_Request_.
Below are records to transcribe exactly, without their pictures.

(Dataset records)

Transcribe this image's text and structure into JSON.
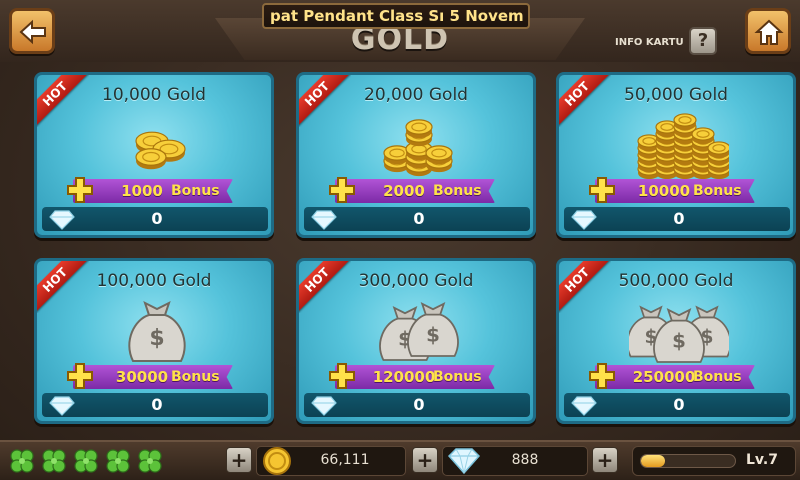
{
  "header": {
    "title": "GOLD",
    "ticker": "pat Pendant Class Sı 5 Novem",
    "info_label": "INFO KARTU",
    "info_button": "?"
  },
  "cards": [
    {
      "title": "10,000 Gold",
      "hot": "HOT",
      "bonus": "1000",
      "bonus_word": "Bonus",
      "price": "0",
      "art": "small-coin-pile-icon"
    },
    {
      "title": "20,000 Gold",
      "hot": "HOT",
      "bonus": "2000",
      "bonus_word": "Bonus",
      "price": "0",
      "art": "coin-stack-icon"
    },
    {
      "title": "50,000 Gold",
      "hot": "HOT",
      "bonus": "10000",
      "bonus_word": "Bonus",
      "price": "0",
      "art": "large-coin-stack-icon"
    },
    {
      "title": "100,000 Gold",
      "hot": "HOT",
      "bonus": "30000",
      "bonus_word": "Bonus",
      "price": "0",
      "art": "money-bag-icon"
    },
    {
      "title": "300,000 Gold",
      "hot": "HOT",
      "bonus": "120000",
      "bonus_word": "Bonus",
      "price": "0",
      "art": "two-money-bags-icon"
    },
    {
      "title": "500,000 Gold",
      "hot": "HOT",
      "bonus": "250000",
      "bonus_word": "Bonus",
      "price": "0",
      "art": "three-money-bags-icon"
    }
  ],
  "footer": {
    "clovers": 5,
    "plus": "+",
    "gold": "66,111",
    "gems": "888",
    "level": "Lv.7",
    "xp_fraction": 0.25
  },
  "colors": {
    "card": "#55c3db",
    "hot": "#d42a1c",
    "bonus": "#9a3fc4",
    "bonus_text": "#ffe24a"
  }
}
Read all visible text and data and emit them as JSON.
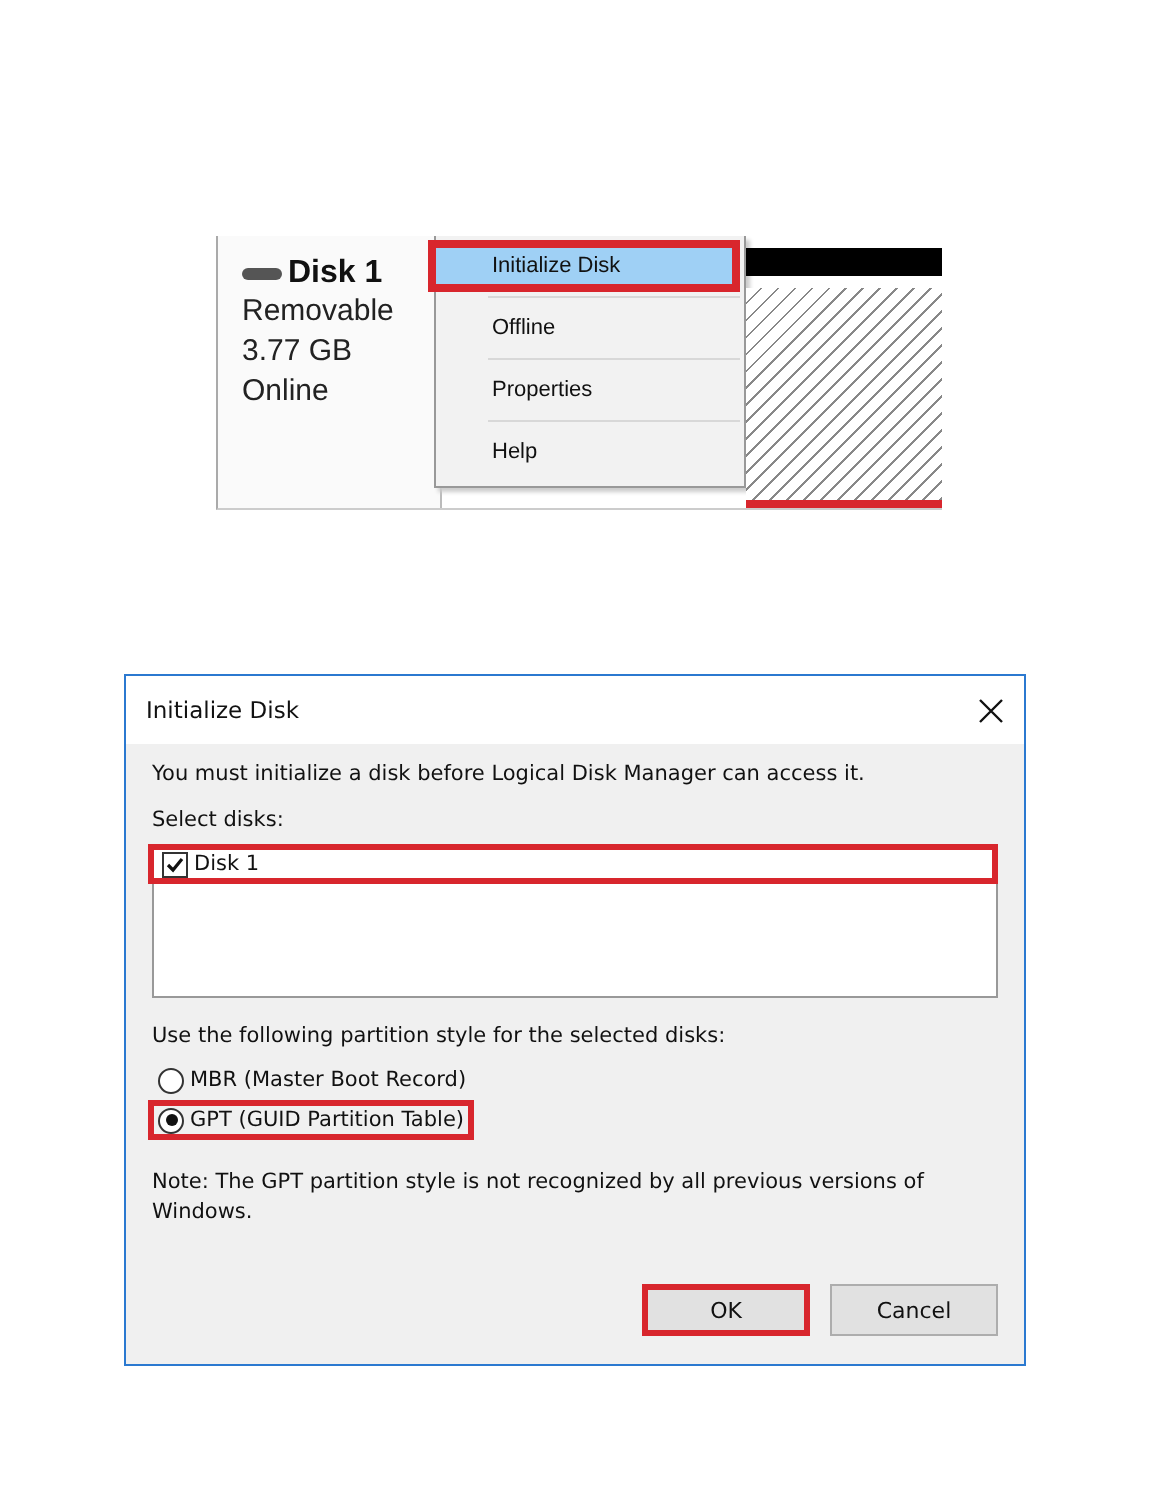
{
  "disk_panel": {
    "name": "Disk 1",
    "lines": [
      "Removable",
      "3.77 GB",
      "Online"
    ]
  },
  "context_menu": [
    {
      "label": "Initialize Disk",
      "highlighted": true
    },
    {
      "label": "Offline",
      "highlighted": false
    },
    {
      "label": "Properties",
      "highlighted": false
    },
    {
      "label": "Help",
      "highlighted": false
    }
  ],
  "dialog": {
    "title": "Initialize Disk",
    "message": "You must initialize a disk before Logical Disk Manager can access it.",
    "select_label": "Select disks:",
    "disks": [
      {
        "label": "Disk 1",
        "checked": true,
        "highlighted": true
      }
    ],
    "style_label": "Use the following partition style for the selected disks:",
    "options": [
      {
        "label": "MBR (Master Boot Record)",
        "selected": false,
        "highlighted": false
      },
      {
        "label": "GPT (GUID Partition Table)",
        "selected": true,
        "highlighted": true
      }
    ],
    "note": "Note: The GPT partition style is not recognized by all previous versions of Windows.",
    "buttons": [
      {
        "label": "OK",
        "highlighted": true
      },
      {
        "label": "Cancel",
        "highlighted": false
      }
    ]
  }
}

_Solution to the exercise_.
Transcribe this image's text and structure into JSON.
{
  "header": {
    "title": "GOLD",
    "ticker": "pat Pendant Class Sı 5 Novem",
    "info_label": "INFO KARTU",
    "info_button": "?"
  },
  "cards": [
    {
      "title": "10,000 Gold",
      "hot": "HOT",
      "bonus": "1000",
      "bonus_word": "Bonus",
      "price": "0",
      "art": "small-coin-pile-icon"
    },
    {
      "title": "20,000 Gold",
      "hot": "HOT",
      "bonus": "2000",
      "bonus_word": "Bonus",
      "price": "0",
      "art": "coin-stack-icon"
    },
    {
      "title": "50,000 Gold",
      "hot": "HOT",
      "bonus": "10000",
      "bonus_word": "Bonus",
      "price": "0",
      "art": "large-coin-stack-icon"
    },
    {
      "title": "100,000 Gold",
      "hot": "HOT",
      "bonus": "30000",
      "bonus_word": "Bonus",
      "price": "0",
      "art": "money-bag-icon"
    },
    {
      "title": "300,000 Gold",
      "hot": "HOT",
      "bonus": "120000",
      "bonus_word": "Bonus",
      "price": "0",
      "art": "two-money-bags-icon"
    },
    {
      "title": "500,000 Gold",
      "hot": "HOT",
      "bonus": "250000",
      "bonus_word": "Bonus",
      "price": "0",
      "art": "three-money-bags-icon"
    }
  ],
  "footer": {
    "clovers": 5,
    "plus": "+",
    "gold": "66,111",
    "gems": "888",
    "level": "Lv.7",
    "xp_fraction": 0.25
  },
  "colors": {
    "card": "#55c3db",
    "hot": "#d42a1c",
    "bonus": "#9a3fc4",
    "bonus_text": "#ffe24a"
  }
}
Read all visible text and data and emit them as JSON.
{
  "disk_panel": {
    "name": "Disk 1",
    "lines": [
      "Removable",
      "3.77 GB",
      "Online"
    ]
  },
  "context_menu": [
    {
      "label": "Initialize Disk",
      "highlighted": true
    },
    {
      "label": "Offline",
      "highlighted": false
    },
    {
      "label": "Properties",
      "highlighted": false
    },
    {
      "label": "Help",
      "highlighted": false
    }
  ],
  "dialog": {
    "title": "Initialize Disk",
    "message": "You must initialize a disk before Logical Disk Manager can access it.",
    "select_label": "Select disks:",
    "disks": [
      {
        "label": "Disk 1",
        "checked": true,
        "highlighted": true
      }
    ],
    "style_label": "Use the following partition style for the selected disks:",
    "options": [
      {
        "label": "MBR (Master Boot Record)",
        "selected": false,
        "highlighted": false
      },
      {
        "label": "GPT (GUID Partition Table)",
        "selected": true,
        "highlighted": true
      }
    ],
    "note": "Note: The GPT partition style is not recognized by all previous versions of Windows.",
    "buttons": [
      {
        "label": "OK",
        "highlighted": true
      },
      {
        "label": "Cancel",
        "highlighted": false
      }
    ]
  }
}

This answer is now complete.